WHAT IS NEEDED ->
Wherever "Security" appears in a line, copy that line.

□ □ □

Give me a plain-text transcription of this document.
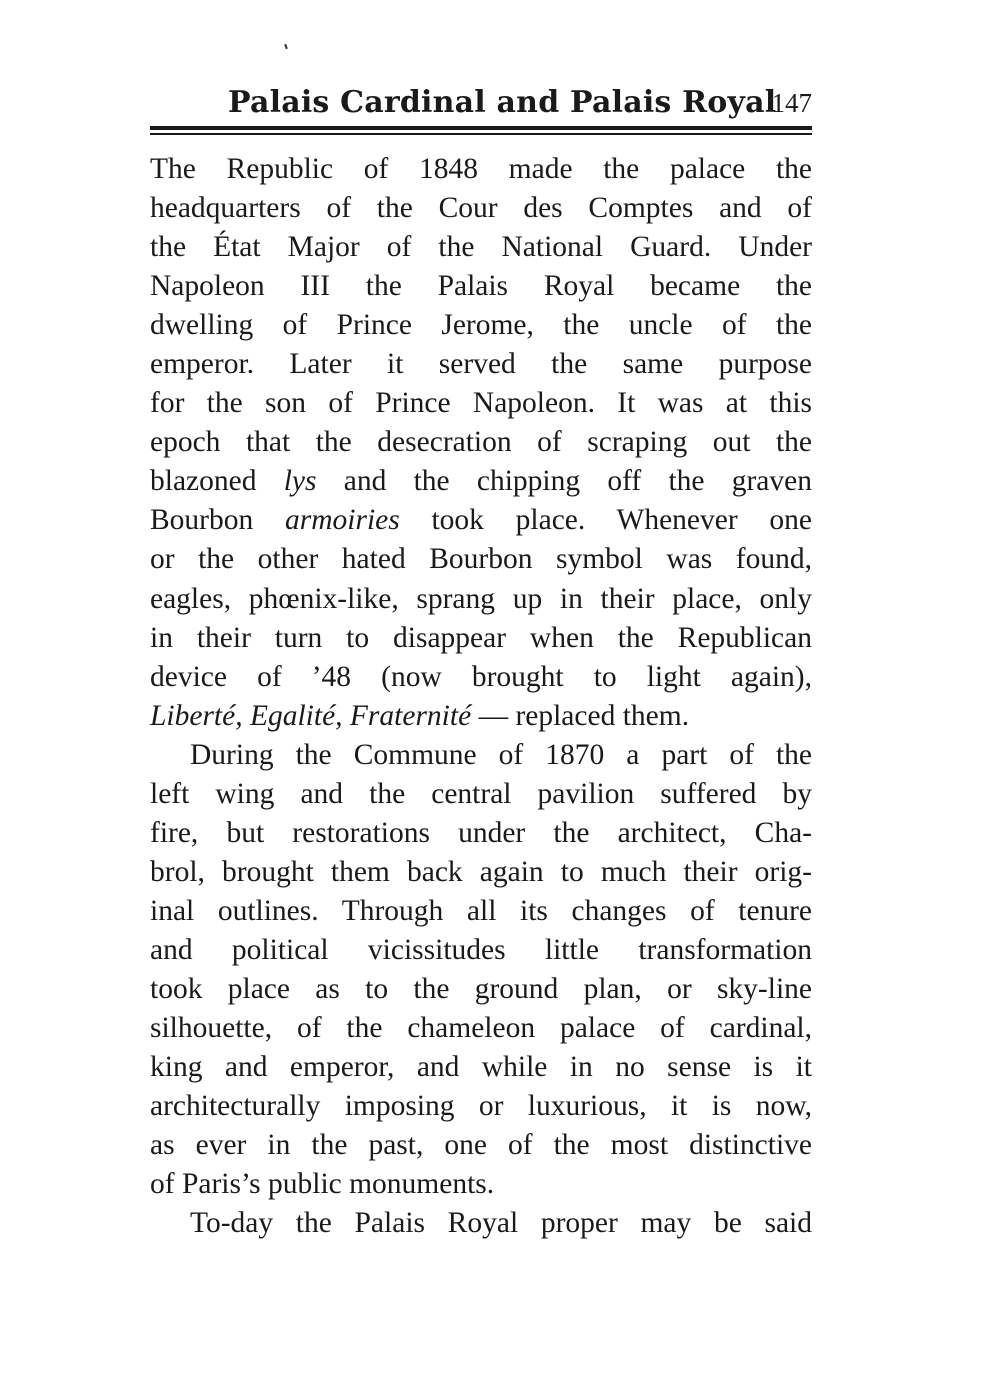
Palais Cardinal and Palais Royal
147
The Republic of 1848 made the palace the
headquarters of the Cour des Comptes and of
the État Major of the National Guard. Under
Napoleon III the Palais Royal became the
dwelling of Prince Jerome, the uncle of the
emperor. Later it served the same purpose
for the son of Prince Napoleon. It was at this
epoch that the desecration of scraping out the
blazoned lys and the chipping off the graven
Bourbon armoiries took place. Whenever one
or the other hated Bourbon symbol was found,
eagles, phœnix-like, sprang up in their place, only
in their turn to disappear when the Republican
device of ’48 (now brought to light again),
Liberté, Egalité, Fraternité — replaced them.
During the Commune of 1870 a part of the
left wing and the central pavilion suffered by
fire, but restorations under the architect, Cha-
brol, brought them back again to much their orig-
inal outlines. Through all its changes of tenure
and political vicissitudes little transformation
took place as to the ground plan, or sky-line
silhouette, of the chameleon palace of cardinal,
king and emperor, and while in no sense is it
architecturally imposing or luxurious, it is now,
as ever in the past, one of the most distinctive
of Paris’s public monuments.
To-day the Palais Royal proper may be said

□ □ □

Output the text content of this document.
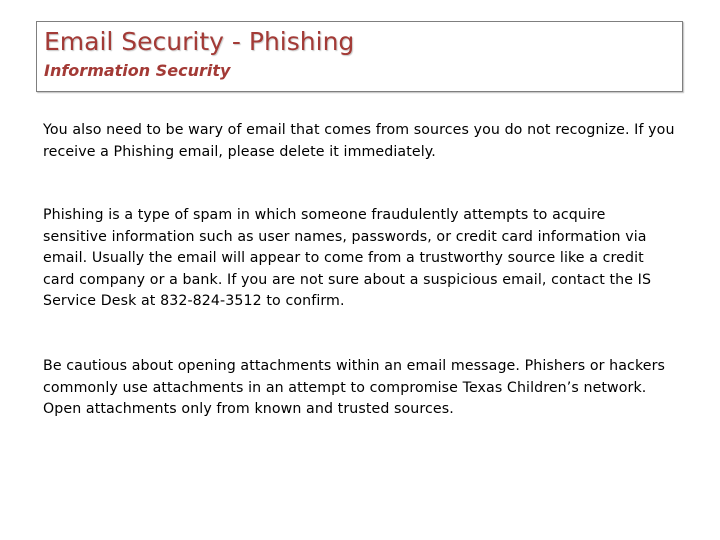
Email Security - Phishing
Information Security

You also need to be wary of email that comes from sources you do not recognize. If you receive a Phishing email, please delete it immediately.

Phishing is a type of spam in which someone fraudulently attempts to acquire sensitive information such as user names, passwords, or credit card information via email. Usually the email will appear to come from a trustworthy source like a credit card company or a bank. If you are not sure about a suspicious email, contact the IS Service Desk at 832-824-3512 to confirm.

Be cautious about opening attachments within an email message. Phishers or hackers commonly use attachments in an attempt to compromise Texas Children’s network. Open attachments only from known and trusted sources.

□ □ □

CORRECT RESPONSE ->
Email Security - Phishing
Information Security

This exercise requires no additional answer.